> **Exercise task**
Go through the listing and write out all of it exactly.

> **Information shown**
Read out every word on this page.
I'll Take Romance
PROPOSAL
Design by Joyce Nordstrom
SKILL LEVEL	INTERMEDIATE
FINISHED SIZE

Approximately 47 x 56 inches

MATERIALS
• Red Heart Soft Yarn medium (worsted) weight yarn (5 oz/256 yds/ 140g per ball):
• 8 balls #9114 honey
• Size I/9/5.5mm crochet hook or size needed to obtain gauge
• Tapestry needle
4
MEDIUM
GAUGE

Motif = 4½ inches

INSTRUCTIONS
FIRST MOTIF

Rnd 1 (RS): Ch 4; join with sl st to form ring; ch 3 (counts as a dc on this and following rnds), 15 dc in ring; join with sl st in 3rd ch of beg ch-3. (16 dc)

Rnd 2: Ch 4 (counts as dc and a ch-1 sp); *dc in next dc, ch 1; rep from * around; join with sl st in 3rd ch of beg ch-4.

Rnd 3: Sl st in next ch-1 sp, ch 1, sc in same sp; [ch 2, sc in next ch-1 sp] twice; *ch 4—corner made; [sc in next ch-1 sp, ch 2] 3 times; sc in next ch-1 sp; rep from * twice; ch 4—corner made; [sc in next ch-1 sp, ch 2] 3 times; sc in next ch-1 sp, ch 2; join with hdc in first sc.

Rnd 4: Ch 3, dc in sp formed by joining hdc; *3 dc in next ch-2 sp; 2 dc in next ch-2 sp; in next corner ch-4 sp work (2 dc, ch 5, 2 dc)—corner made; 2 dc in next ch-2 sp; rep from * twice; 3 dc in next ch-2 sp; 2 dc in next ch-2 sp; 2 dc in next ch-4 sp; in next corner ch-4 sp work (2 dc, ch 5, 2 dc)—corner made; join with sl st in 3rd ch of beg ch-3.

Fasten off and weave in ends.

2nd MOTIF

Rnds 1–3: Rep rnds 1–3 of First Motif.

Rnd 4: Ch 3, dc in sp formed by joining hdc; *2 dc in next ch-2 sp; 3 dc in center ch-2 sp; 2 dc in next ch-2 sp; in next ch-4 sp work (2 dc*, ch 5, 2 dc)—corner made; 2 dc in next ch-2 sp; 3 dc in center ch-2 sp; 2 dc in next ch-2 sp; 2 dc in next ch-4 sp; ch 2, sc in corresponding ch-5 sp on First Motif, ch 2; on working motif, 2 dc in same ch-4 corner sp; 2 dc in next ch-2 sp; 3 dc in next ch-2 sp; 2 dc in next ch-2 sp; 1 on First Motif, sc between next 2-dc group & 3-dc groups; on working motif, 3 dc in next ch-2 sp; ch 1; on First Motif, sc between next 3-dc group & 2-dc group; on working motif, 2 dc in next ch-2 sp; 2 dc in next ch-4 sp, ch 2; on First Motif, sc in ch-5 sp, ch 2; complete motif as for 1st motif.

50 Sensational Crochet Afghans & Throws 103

> **Full output**
Read out every word on this page.
I'll Take Romance
PROPOSAL
Design by Joyce Nordstrom
SKILL LEVEL	INTERMEDIATE
FINISHED SIZE

Approximately 47 x 56 inches

MATERIALS
• Red Heart Soft Yarn medium (worsted) weight yarn (5 oz/256 yds/ 140g per ball):
• 8 balls #9114 honey
• Size I/9/5.5mm crochet hook or size needed to obtain gauge
• Tapestry needle
4
MEDIUM
GAUGE

Motif = 4½ inches

INSTRUCTIONS
FIRST MOTIF

Rnd 1 (RS): Ch 4; join with sl st to form ring; ch 3 (counts as a dc on this and following rnds), 15 dc in ring; join with sl st in 3rd ch of beg ch-3. (16 dc)

Rnd 2: Ch 4 (counts as dc and a ch-1 sp); *dc in next dc, ch 1; rep from * around; join with sl st in 3rd ch of beg ch-4.

Rnd 3: Sl st in next ch-1 sp, ch 1, sc in same sp; [ch 2, sc in next ch-1 sp] twice; *ch 4—corner made; [sc in next ch-1 sp, ch 2] 3 times; sc in next ch-1 sp; rep from * twice; ch 4—corner made; [sc in next ch-1 sp, ch 2] 3 times; sc in next ch-1 sp, ch 2; join with hdc in first sc.

Rnd 4: Ch 3, dc in sp formed by joining hdc; *3 dc in next ch-2 sp; 2 dc in next ch-2 sp; in next corner ch-4 sp work (2 dc, ch 5, 2 dc)—corner made; 2 dc in next ch-2 sp; rep from * twice; 3 dc in next ch-2 sp; 2 dc in next ch-2 sp; 2 dc in next ch-4 sp; in next corner ch-4 sp work (2 dc, ch 5, 2 dc)—corner made; join with sl st in 3rd ch of beg ch-3.

Fasten off and weave in ends.

2nd MOTIF

Rnds 1–3: Rep rnds 1–3 of First Motif.

Rnd 4: Ch 3, dc in sp formed by joining hdc; *2 dc in next ch-2 sp; 3 dc in center ch-2 sp; 2 dc in next ch-2 sp; in next ch-4 sp work (2 dc*, ch 5, 2 dc)—corner made; 2 dc in next ch-2 sp; 3 dc in center ch-2 sp; 2 dc in next ch-2 sp; 2 dc in next ch-4 sp; ch 2, sc in corresponding ch-5 sp on First Motif, ch 2; on working motif, 2 dc in same ch-4 corner sp; 2 dc in next ch-2 sp; 3 dc in next ch-2 sp; 2 dc in next ch-2 sp; 1 on First Motif, sc between next 2-dc group & 3-dc groups; on working motif, 3 dc in next ch-2 sp; ch 1; on First Motif, sc between next 3-dc group & 2-dc group; on working motif, 2 dc in next ch-2 sp; 2 dc in next ch-4 sp, ch 2; on First Motif, sc in ch-5 sp, ch 2; complete motif as for 1st motif.

50 Sensational Crochet Afghans & Throws 103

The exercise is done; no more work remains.